↓↓↓

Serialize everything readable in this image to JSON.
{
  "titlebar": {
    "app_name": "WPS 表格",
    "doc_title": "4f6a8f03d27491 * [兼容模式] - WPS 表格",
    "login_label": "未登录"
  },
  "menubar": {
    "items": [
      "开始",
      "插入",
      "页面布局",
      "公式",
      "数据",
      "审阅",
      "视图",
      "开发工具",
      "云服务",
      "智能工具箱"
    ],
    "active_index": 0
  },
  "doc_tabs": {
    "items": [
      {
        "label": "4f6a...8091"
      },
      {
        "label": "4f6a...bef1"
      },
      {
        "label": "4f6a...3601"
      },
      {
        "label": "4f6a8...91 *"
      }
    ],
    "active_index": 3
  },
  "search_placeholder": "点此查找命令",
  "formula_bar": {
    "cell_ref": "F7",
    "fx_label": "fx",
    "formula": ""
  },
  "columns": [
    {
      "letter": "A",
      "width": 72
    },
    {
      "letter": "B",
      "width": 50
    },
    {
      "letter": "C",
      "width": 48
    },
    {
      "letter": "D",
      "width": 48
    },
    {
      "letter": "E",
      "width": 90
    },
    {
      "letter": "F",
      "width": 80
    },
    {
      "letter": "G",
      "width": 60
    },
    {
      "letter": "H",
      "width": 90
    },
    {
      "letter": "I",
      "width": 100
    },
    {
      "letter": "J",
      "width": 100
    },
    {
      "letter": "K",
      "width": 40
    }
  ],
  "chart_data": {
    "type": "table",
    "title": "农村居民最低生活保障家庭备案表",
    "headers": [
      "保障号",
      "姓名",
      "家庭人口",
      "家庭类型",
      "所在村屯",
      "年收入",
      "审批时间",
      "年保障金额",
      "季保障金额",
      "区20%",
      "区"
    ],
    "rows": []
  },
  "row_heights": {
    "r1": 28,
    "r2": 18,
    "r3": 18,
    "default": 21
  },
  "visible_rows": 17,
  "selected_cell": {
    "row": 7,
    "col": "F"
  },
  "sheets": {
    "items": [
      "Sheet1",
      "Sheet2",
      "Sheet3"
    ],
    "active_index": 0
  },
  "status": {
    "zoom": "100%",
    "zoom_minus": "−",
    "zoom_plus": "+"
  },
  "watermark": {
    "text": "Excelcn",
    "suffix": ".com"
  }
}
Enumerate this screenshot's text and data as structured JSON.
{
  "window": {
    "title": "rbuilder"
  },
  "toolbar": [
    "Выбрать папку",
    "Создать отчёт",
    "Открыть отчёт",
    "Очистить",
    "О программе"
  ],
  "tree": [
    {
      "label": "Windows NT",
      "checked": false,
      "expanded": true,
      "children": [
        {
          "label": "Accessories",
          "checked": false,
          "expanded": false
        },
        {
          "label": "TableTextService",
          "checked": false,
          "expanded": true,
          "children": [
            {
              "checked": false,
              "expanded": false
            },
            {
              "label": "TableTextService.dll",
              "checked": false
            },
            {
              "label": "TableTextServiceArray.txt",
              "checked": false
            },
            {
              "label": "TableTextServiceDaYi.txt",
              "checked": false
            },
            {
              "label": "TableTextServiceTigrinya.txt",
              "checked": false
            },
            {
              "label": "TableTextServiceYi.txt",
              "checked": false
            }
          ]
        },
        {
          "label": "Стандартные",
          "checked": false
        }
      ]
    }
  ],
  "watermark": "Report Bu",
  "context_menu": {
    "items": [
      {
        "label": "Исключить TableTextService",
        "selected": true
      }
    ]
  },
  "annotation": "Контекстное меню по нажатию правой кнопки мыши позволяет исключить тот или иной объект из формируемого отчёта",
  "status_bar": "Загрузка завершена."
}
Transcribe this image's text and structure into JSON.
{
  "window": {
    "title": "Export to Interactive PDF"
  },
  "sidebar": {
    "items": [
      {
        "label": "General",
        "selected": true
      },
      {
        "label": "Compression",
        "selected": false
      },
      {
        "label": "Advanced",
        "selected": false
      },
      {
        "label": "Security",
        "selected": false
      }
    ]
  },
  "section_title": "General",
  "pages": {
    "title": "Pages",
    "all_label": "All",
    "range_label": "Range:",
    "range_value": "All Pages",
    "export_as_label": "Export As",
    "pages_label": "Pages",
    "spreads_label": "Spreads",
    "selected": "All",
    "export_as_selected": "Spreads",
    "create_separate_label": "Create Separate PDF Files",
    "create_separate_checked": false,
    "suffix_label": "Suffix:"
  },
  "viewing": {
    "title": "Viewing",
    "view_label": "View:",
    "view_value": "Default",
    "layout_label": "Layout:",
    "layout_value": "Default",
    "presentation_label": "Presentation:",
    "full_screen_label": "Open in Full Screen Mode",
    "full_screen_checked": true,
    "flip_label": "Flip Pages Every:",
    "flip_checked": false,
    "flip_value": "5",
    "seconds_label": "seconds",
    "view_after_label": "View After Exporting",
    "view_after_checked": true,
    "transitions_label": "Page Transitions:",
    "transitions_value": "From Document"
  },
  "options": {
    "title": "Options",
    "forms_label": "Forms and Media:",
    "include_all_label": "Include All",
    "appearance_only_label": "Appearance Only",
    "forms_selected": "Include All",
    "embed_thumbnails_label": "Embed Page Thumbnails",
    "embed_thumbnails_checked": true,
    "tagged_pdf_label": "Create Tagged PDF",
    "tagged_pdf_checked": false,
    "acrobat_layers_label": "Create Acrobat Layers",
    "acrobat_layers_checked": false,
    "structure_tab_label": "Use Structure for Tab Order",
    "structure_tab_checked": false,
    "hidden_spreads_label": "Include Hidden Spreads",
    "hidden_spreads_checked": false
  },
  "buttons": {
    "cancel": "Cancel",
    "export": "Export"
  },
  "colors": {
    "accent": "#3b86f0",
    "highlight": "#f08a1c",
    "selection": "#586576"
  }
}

↑↑↑

== TO DO ==
Repeat each record exactly, leaving nothing out.

== OUTPUT BELOW ==
Serialize everything readable in this image to JSON.
{
  "titlebar": {
    "app_name": "WPS 表格",
    "doc_title": "4f6a8f03d27491 * [兼容模式] - WPS 表格",
    "login_label": "未登录"
  },
  "menubar": {
    "items": [
      "开始",
      "插入",
      "页面布局",
      "公式",
      "数据",
      "审阅",
      "视图",
      "开发工具",
      "云服务",
      "智能工具箱"
    ],
    "active_index": 0
  },
  "doc_tabs": {
    "items": [
      {
        "label": "4f6a...8091"
      },
      {
        "label": "4f6a...bef1"
      },
      {
        "label": "4f6a...3601"
      },
      {
        "label": "4f6a8...91 *"
      }
    ],
    "active_index": 3
  },
  "search_placeholder": "点此查找命令",
  "formula_bar": {
    "cell_ref": "F7",
    "fx_label": "fx",
    "formula": ""
  },
  "columns": [
    {
      "letter": "A",
      "width": 72
    },
    {
      "letter": "B",
      "width": 50
    },
    {
      "letter": "C",
      "width": 48
    },
    {
      "letter": "D",
      "width": 48
    },
    {
      "letter": "E",
      "width": 90
    },
    {
      "letter": "F",
      "width": 80
    },
    {
      "letter": "G",
      "width": 60
    },
    {
      "letter": "H",
      "width": 90
    },
    {
      "letter": "I",
      "width": 100
    },
    {
      "letter": "J",
      "width": 100
    },
    {
      "letter": "K",
      "width": 40
    }
  ],
  "chart_data": {
    "type": "table",
    "title": "农村居民最低生活保障家庭备案表",
    "headers": [
      "保障号",
      "姓名",
      "家庭人口",
      "家庭类型",
      "所在村屯",
      "年收入",
      "审批时间",
      "年保障金额",
      "季保障金额",
      "区20%",
      "区"
    ],
    "rows": []
  },
  "row_heights": {
    "r1": 28,
    "r2": 18,
    "r3": 18,
    "default": 21
  },
  "visible_rows": 17,
  "selected_cell": {
    "row": 7,
    "col": "F"
  },
  "sheets": {
    "items": [
      "Sheet1",
      "Sheet2",
      "Sheet3"
    ],
    "active_index": 0
  },
  "status": {
    "zoom": "100%",
    "zoom_minus": "−",
    "zoom_plus": "+"
  },
  "watermark": {
    "text": "Excelcn",
    "suffix": ".com"
  }
}
Enumerate this screenshot's text and data as structured JSON.
{
  "window": {
    "title": "rbuilder"
  },
  "toolbar": [
    "Выбрать папку",
    "Создать отчёт",
    "Открыть отчёт",
    "Очистить",
    "О программе"
  ],
  "tree": [
    {
      "label": "Windows NT",
      "checked": false,
      "expanded": true,
      "children": [
        {
          "label": "Accessories",
          "checked": false,
          "expanded": false
        },
        {
          "label": "TableTextService",
          "checked": false,
          "expanded": true,
          "children": [
            {
              "checked": false,
              "expanded": false
            },
            {
              "label": "TableTextService.dll",
              "checked": false
            },
            {
              "label": "TableTextServiceArray.txt",
              "checked": false
            },
            {
              "label": "TableTextServiceDaYi.txt",
              "checked": false
            },
            {
              "label": "TableTextServiceTigrinya.txt",
              "checked": false
            },
            {
              "label": "TableTextServiceYi.txt",
              "checked": false
            }
          ]
        },
        {
          "label": "Стандартные",
          "checked": false
        }
      ]
    }
  ],
  "watermark": "Report Bu",
  "context_menu": {
    "items": [
      {
        "label": "Исключить TableTextService",
        "selected": true
      }
    ]
  },
  "annotation": "Контекстное меню по нажатию правой кнопки мыши позволяет исключить тот или иной объект из формируемого отчёта",
  "status_bar": "Загрузка завершена."
}
Transcribe this image's text and structure into JSON.
{
  "window": {
    "title": "Export to Interactive PDF"
  },
  "sidebar": {
    "items": [
      {
        "label": "General",
        "selected": true
      },
      {
        "label": "Compression",
        "selected": false
      },
      {
        "label": "Advanced",
        "selected": false
      },
      {
        "label": "Security",
        "selected": false
      }
    ]
  },
  "section_title": "General",
  "pages": {
    "title": "Pages",
    "all_label": "All",
    "range_label": "Range:",
    "range_value": "All Pages",
    "export_as_label": "Export As",
    "pages_label": "Pages",
    "spreads_label": "Spreads",
    "selected": "All",
    "export_as_selected": "Spreads",
    "create_separate_label": "Create Separate PDF Files",
    "create_separate_checked": false,
    "suffix_label": "Suffix:"
  },
  "viewing": {
    "title": "Viewing",
    "view_label": "View:",
    "view_value": "Default",
    "layout_label": "Layout:",
    "layout_value": "Default",
    "presentation_label": "Presentation:",
    "full_screen_label": "Open in Full Screen Mode",
    "full_screen_checked": true,
    "flip_label": "Flip Pages Every:",
    "flip_checked": false,
    "flip_value": "5",
    "seconds_label": "seconds",
    "view_after_label": "View After Exporting",
    "view_after_checked": true,
    "transitions_label": "Page Transitions:",
    "transitions_value": "From Document"
  },
  "options": {
    "title": "Options",
    "forms_label": "Forms and Media:",
    "include_all_label": "Include All",
    "appearance_only_label": "Appearance Only",
    "forms_selected": "Include All",
    "embed_thumbnails_label": "Embed Page Thumbnails",
    "embed_thumbnails_checked": true,
    "tagged_pdf_label": "Create Tagged PDF",
    "tagged_pdf_checked": false,
    "acrobat_layers_label": "Create Acrobat Layers",
    "acrobat_layers_checked": false,
    "structure_tab_label": "Use Structure for Tab Order",
    "structure_tab_checked": false,
    "hidden_spreads_label": "Include Hidden Spreads",
    "hidden_spreads_checked": false
  },
  "buttons": {
    "cancel": "Cancel",
    "export": "Export"
  },
  "colors": {
    "accent": "#3b86f0",
    "highlight": "#f08a1c",
    "selection": "#586576"
  }
}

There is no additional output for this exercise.